Task material:
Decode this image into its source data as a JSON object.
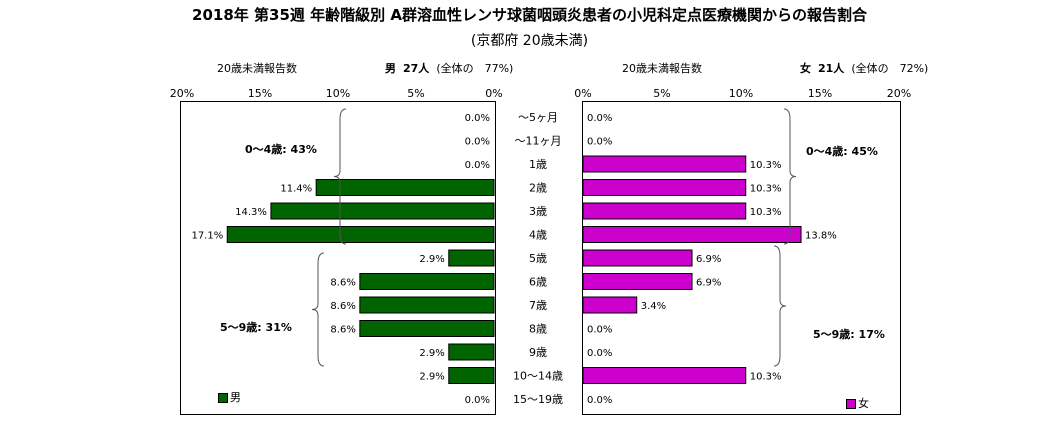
{
  "title": "2018年 第35週 年齢階級別 A群溶血性レンサ球菌咽頭炎患者の小児科定点医療機関からの報告割合",
  "subtitle": "(京都府 20歳未満)",
  "left_header": {
    "caption": "20歳未満報告数",
    "sex": "男",
    "count": "27人",
    "share": "(全体の　77%)"
  },
  "right_header": {
    "caption": "20歳未満報告数",
    "sex": "女",
    "count": "21人",
    "share": "(全体の　72%)"
  },
  "left_ticks": [
    "20%",
    "15%",
    "10%",
    "5%",
    "0%"
  ],
  "right_ticks": [
    "0%",
    "5%",
    "10%",
    "15%",
    "20%"
  ],
  "colors": {
    "male": "#006400",
    "female": "#cc00cc"
  },
  "chart_data": {
    "type": "bar",
    "orientation": "horizontal-pyramid",
    "categories": [
      "～5ヶ月",
      "～11ヶ月",
      "1歳",
      "2歳",
      "3歳",
      "4歳",
      "5歳",
      "6歳",
      "7歳",
      "8歳",
      "9歳",
      "10～14歳",
      "15～19歳"
    ],
    "series": [
      {
        "name": "男",
        "values": [
          0.0,
          0.0,
          0.0,
          11.4,
          14.3,
          17.1,
          2.9,
          8.6,
          8.6,
          8.6,
          2.9,
          2.9,
          0.0
        ],
        "labels": [
          "0.0%",
          "0.0%",
          "0.0%",
          "11.4%",
          "14.3%",
          "17.1%",
          "2.9%",
          "8.6%",
          "8.6%",
          "8.6%",
          "2.9%",
          "2.9%",
          "0.0%"
        ]
      },
      {
        "name": "女",
        "values": [
          0.0,
          0.0,
          10.3,
          10.3,
          10.3,
          13.8,
          6.9,
          6.9,
          3.4,
          0.0,
          0.0,
          10.3,
          0.0
        ],
        "labels": [
          "0.0%",
          "0.0%",
          "10.3%",
          "10.3%",
          "10.3%",
          "13.8%",
          "6.9%",
          "6.9%",
          "3.4%",
          "0.0%",
          "0.0%",
          "10.3%",
          "0.0%"
        ]
      }
    ],
    "xlim": [
      0,
      20
    ],
    "annotations": {
      "male_0_4": "0～4歳: 43%",
      "male_5_9": "5～9歳: 31%",
      "female_0_4": "0～4歳: 45%",
      "female_5_9": "5～9歳: 17%"
    },
    "legend": {
      "male": "男",
      "female": "女"
    }
  }
}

Problem to work on: Every record is to be reproduced exactly, with no pictures included.

Complete response:
Decode this image into its source data as a JSON object.
{
  "title": "2018年 第35週 年齢階級別 A群溶血性レンサ球菌咽頭炎患者の小児科定点医療機関からの報告割合",
  "subtitle": "(京都府 20歳未満)",
  "left_header": {
    "caption": "20歳未満報告数",
    "sex": "男",
    "count": "27人",
    "share": "(全体の　77%)"
  },
  "right_header": {
    "caption": "20歳未満報告数",
    "sex": "女",
    "count": "21人",
    "share": "(全体の　72%)"
  },
  "left_ticks": [
    "20%",
    "15%",
    "10%",
    "5%",
    "0%"
  ],
  "right_ticks": [
    "0%",
    "5%",
    "10%",
    "15%",
    "20%"
  ],
  "colors": {
    "male": "#006400",
    "female": "#cc00cc"
  },
  "chart_data": {
    "type": "bar",
    "orientation": "horizontal-pyramid",
    "categories": [
      "～5ヶ月",
      "～11ヶ月",
      "1歳",
      "2歳",
      "3歳",
      "4歳",
      "5歳",
      "6歳",
      "7歳",
      "8歳",
      "9歳",
      "10～14歳",
      "15～19歳"
    ],
    "series": [
      {
        "name": "男",
        "values": [
          0.0,
          0.0,
          0.0,
          11.4,
          14.3,
          17.1,
          2.9,
          8.6,
          8.6,
          8.6,
          2.9,
          2.9,
          0.0
        ],
        "labels": [
          "0.0%",
          "0.0%",
          "0.0%",
          "11.4%",
          "14.3%",
          "17.1%",
          "2.9%",
          "8.6%",
          "8.6%",
          "8.6%",
          "2.9%",
          "2.9%",
          "0.0%"
        ]
      },
      {
        "name": "女",
        "values": [
          0.0,
          0.0,
          10.3,
          10.3,
          10.3,
          13.8,
          6.9,
          6.9,
          3.4,
          0.0,
          0.0,
          10.3,
          0.0
        ],
        "labels": [
          "0.0%",
          "0.0%",
          "10.3%",
          "10.3%",
          "10.3%",
          "13.8%",
          "6.9%",
          "6.9%",
          "3.4%",
          "0.0%",
          "0.0%",
          "10.3%",
          "0.0%"
        ]
      }
    ],
    "xlim": [
      0,
      20
    ],
    "annotations": {
      "male_0_4": "0～4歳: 43%",
      "male_5_9": "5～9歳: 31%",
      "female_0_4": "0～4歳: 45%",
      "female_5_9": "5～9歳: 17%"
    },
    "legend": {
      "male": "男",
      "female": "女"
    }
  }
}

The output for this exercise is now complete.